Write out all the entries word for word and omit any pictures.

Saved data entries:
--*--

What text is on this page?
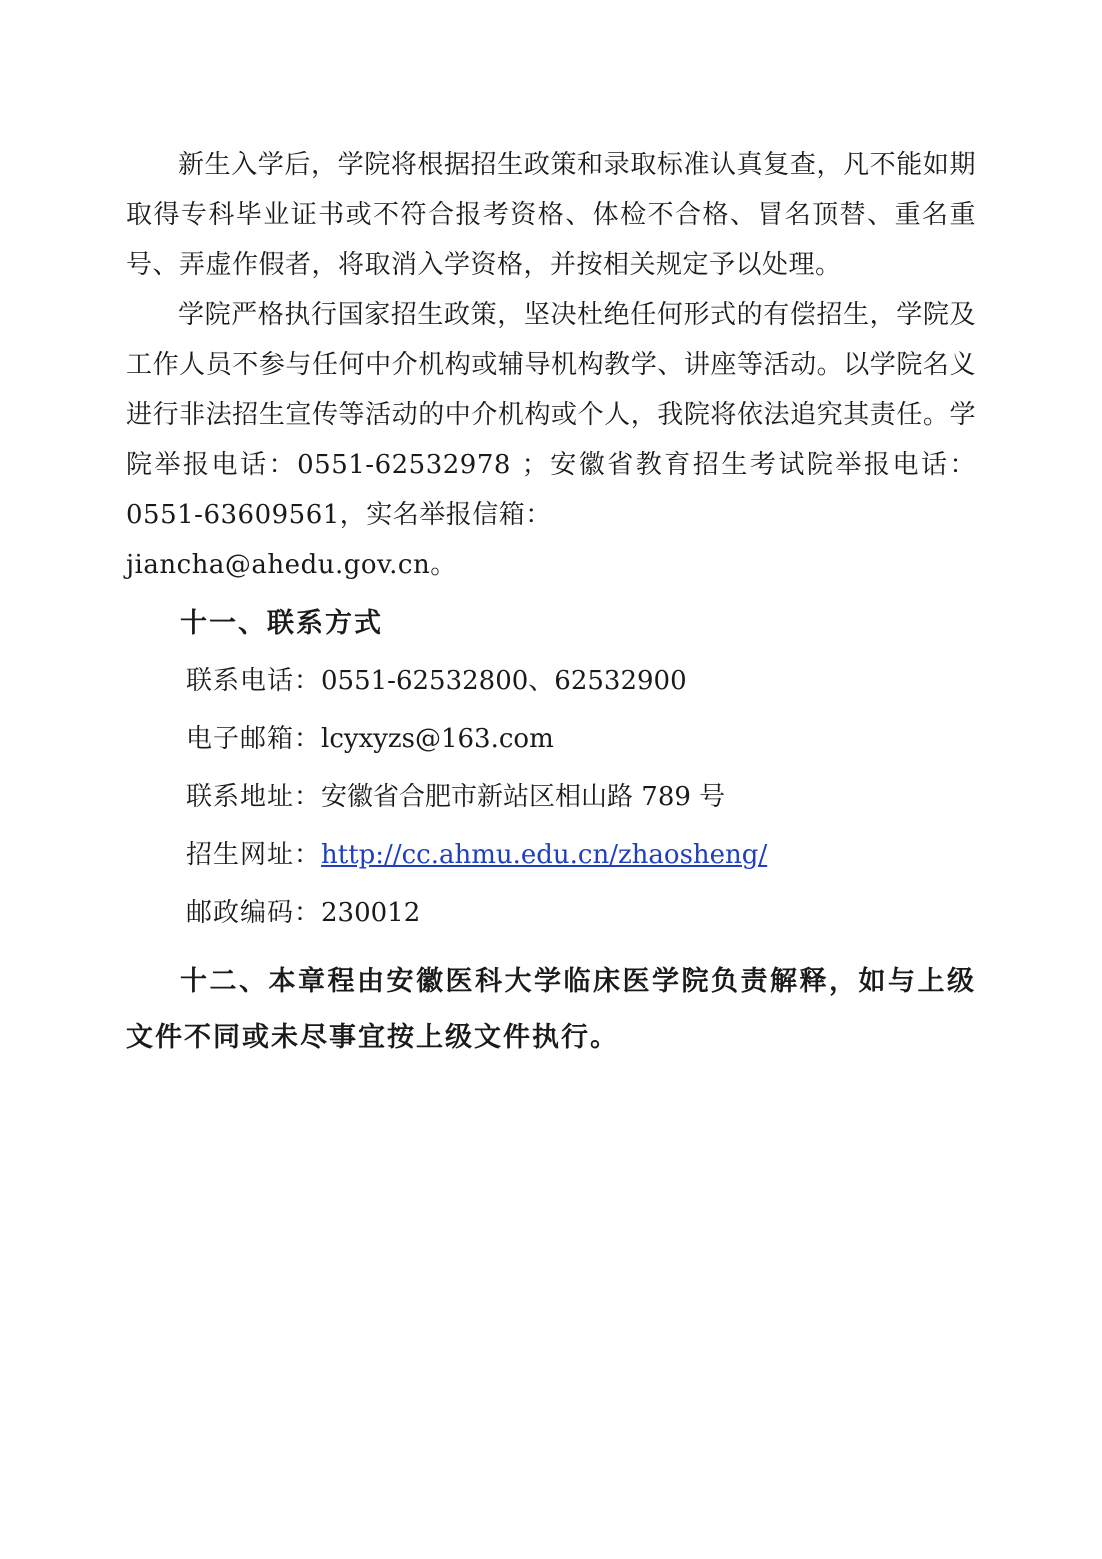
新生入学后，学院将根据招生政策和录取标准认真复查，凡不能如期取得专科毕业证书或不符合报考资格、体检不合格、冒名顶替、重名重号、弄虚作假者，将取消入学资格，并按相关规定予以处理。

学院严格执行国家招生政策，坚决杜绝任何形式的有偿招生，学院及工作人员不参与任何中介机构或辅导机构教学、讲座等活动。以学院名义进行非法招生宣传等活动的中介机构或个人，我院将依法追究其责任。学院举报电话：0551-62532978 ；安徽省教育招生考试院举报电话：0551-63609561，实名举报信箱：

jiancha@ahedu.gov.cn。

十一、联系方式
联系电话：0551-62532800、62532900
电子邮箱：lcyxyzs@163.com
联系地址：安徽省合肥市新站区相山路 789 号
招生网址：http://cc.ahmu.edu.cn/zhaosheng/
邮政编码：230012

十二、本章程由安徽医科大学临床医学院负责解释，如与上级文件不同或未尽事宜按上级文件执行。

--*--

Result of this task:
What text is on this page?
新生入学后，学院将根据招生政策和录取标准认真复查，凡不能如期取得专科毕业证书或不符合报考资格、体检不合格、冒名顶替、重名重号、弄虚作假者，将取消入学资格，并按相关规定予以处理。

学院严格执行国家招生政策，坚决杜绝任何形式的有偿招生，学院及工作人员不参与任何中介机构或辅导机构教学、讲座等活动。以学院名义进行非法招生宣传等活动的中介机构或个人，我院将依法追究其责任。学院举报电话：0551-62532978 ；安徽省教育招生考试院举报电话：0551-63609561，实名举报信箱：

jiancha@ahedu.gov.cn。

十一、联系方式
联系电话：0551-62532800、62532900
电子邮箱：lcyxyzs@163.com
联系地址：安徽省合肥市新站区相山路 789 号
招生网址：http://cc.ahmu.edu.cn/zhaosheng/
邮政编码：230012

十二、本章程由安徽医科大学临床医学院负责解释，如与上级文件不同或未尽事宜按上级文件执行。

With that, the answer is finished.